Assignment: Go line by line through the data and copy those with the word "important".

Recorded information:
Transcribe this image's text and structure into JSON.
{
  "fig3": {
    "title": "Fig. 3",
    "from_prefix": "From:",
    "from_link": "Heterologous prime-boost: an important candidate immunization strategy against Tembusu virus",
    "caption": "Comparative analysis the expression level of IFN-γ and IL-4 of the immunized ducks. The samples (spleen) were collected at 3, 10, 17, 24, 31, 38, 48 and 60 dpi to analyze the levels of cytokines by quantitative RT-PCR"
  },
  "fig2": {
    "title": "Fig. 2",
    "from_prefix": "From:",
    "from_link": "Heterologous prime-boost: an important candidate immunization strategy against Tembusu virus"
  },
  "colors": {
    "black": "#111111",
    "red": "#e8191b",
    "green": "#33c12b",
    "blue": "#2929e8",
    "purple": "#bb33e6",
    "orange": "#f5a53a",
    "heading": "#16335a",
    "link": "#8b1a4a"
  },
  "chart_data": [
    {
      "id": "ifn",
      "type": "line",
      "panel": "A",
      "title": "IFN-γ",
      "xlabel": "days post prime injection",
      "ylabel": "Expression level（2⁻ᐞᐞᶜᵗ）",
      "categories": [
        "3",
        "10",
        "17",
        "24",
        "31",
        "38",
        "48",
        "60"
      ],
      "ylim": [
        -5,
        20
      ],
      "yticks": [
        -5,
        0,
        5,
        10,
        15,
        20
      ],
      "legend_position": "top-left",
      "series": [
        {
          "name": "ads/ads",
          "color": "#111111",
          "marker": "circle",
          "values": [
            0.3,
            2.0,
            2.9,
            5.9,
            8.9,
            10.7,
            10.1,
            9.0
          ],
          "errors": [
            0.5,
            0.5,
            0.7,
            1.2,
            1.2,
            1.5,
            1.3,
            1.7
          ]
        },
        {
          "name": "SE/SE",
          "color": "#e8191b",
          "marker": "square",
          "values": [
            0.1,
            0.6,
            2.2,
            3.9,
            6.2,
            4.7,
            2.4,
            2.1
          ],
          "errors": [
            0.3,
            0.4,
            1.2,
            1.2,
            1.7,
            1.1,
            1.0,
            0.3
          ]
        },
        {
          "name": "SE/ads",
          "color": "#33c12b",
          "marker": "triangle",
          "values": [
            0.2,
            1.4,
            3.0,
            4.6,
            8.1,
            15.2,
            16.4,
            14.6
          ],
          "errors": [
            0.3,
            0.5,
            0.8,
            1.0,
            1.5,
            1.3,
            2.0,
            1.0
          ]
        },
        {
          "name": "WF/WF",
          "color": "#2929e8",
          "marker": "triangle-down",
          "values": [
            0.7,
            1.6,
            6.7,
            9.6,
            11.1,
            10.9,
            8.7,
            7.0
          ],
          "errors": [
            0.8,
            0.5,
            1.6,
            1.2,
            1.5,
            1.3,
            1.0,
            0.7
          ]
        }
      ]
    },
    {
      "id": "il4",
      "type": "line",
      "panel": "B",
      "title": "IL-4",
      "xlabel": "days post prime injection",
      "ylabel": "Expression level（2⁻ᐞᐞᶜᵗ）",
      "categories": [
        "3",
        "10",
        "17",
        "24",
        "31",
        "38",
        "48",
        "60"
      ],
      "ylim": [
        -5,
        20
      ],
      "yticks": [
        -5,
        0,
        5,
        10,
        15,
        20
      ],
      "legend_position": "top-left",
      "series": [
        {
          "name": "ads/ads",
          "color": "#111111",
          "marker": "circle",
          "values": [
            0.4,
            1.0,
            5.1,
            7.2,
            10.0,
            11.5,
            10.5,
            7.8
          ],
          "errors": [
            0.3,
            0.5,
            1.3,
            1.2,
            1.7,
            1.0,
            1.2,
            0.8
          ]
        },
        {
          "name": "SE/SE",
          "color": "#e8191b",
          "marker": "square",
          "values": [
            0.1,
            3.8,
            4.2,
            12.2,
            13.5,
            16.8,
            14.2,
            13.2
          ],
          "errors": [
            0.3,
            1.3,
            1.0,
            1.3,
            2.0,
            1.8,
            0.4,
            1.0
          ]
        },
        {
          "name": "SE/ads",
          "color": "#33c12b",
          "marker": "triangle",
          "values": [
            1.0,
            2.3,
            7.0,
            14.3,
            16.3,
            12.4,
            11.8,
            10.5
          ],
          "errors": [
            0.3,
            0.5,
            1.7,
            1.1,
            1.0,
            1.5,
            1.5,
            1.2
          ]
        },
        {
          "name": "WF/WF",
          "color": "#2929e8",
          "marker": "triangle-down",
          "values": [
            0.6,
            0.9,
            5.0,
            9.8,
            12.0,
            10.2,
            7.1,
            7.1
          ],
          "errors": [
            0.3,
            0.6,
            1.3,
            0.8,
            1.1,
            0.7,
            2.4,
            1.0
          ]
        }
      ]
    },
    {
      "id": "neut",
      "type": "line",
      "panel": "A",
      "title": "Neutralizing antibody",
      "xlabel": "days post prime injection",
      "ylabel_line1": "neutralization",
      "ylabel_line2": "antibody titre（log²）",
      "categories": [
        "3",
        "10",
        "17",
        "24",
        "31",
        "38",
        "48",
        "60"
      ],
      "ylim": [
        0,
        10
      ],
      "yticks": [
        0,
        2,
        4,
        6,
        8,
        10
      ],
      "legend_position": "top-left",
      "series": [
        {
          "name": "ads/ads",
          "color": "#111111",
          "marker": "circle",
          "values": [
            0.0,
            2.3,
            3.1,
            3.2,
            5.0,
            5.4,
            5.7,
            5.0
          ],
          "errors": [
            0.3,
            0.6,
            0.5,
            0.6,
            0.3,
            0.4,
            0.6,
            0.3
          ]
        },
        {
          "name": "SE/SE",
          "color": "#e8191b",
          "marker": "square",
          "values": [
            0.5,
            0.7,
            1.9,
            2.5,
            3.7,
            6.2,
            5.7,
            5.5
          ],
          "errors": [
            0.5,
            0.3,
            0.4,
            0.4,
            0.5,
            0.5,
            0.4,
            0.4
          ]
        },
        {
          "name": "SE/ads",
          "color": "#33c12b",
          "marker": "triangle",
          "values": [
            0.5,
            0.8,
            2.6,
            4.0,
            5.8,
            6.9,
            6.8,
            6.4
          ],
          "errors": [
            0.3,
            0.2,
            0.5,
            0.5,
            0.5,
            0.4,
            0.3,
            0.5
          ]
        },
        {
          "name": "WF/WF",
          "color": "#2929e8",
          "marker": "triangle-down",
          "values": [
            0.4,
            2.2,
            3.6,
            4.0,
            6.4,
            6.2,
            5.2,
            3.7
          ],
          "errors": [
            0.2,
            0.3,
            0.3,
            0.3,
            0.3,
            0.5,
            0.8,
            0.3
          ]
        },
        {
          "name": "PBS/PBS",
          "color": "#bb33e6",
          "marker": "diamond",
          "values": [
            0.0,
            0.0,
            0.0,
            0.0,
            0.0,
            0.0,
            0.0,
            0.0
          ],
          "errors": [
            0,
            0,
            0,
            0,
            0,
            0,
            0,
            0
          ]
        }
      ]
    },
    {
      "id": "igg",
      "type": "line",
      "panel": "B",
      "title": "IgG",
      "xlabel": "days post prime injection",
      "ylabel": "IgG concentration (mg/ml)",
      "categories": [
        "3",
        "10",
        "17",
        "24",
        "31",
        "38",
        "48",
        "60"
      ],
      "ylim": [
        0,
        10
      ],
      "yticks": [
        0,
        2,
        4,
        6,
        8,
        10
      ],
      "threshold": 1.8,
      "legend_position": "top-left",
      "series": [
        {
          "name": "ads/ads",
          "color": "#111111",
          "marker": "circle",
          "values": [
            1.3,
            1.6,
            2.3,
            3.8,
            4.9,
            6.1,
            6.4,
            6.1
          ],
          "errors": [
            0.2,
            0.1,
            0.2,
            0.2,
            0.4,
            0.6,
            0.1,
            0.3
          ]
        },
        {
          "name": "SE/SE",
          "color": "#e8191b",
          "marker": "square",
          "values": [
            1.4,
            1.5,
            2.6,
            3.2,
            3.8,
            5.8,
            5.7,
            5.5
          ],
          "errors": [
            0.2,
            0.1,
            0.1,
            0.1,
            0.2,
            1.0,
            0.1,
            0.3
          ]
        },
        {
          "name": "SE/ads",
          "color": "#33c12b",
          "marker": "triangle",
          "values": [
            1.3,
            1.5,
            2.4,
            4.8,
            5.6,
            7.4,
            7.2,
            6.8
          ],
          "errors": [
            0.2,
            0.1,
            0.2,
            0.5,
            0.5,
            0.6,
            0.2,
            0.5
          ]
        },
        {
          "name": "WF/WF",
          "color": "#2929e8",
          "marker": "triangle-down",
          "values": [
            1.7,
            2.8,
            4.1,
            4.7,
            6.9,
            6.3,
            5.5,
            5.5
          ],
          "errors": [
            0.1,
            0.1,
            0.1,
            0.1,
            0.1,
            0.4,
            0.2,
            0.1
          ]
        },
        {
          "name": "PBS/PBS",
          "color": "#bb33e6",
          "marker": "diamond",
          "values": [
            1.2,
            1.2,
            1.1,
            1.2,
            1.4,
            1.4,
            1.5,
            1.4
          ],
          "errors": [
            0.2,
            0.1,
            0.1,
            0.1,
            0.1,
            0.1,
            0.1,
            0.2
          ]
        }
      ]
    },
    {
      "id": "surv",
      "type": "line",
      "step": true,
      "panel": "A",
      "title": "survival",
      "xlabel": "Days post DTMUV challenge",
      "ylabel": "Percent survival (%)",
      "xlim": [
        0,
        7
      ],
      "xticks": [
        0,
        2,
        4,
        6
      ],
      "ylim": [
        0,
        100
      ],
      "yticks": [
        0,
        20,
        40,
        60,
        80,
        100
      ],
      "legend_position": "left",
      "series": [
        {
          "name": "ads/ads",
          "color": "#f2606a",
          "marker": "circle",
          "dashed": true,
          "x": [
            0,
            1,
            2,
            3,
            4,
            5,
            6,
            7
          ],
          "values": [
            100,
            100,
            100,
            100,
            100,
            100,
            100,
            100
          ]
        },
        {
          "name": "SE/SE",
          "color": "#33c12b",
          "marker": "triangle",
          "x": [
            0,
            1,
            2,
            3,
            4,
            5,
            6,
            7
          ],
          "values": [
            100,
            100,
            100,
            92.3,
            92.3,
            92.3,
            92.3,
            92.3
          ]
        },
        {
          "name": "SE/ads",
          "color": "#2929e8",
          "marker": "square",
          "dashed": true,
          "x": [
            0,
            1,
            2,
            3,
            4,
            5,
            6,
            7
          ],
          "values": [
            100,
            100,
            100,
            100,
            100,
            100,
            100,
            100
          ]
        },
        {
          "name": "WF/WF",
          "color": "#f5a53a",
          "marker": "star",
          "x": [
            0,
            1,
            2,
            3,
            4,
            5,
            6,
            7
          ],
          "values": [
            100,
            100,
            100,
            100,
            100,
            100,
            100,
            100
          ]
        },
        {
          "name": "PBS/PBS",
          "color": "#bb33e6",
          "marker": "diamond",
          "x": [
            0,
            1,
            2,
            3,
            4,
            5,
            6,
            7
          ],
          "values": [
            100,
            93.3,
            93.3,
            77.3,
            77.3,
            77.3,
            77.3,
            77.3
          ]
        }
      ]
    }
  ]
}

Exercise solution:
    "from_link": "Heterologous prime-boost: an important candidate immunization strategy against Tembusu virus",
    "from_link": "Heterologous prime-boost: an important candidate immunization strategy against Tembusu virus"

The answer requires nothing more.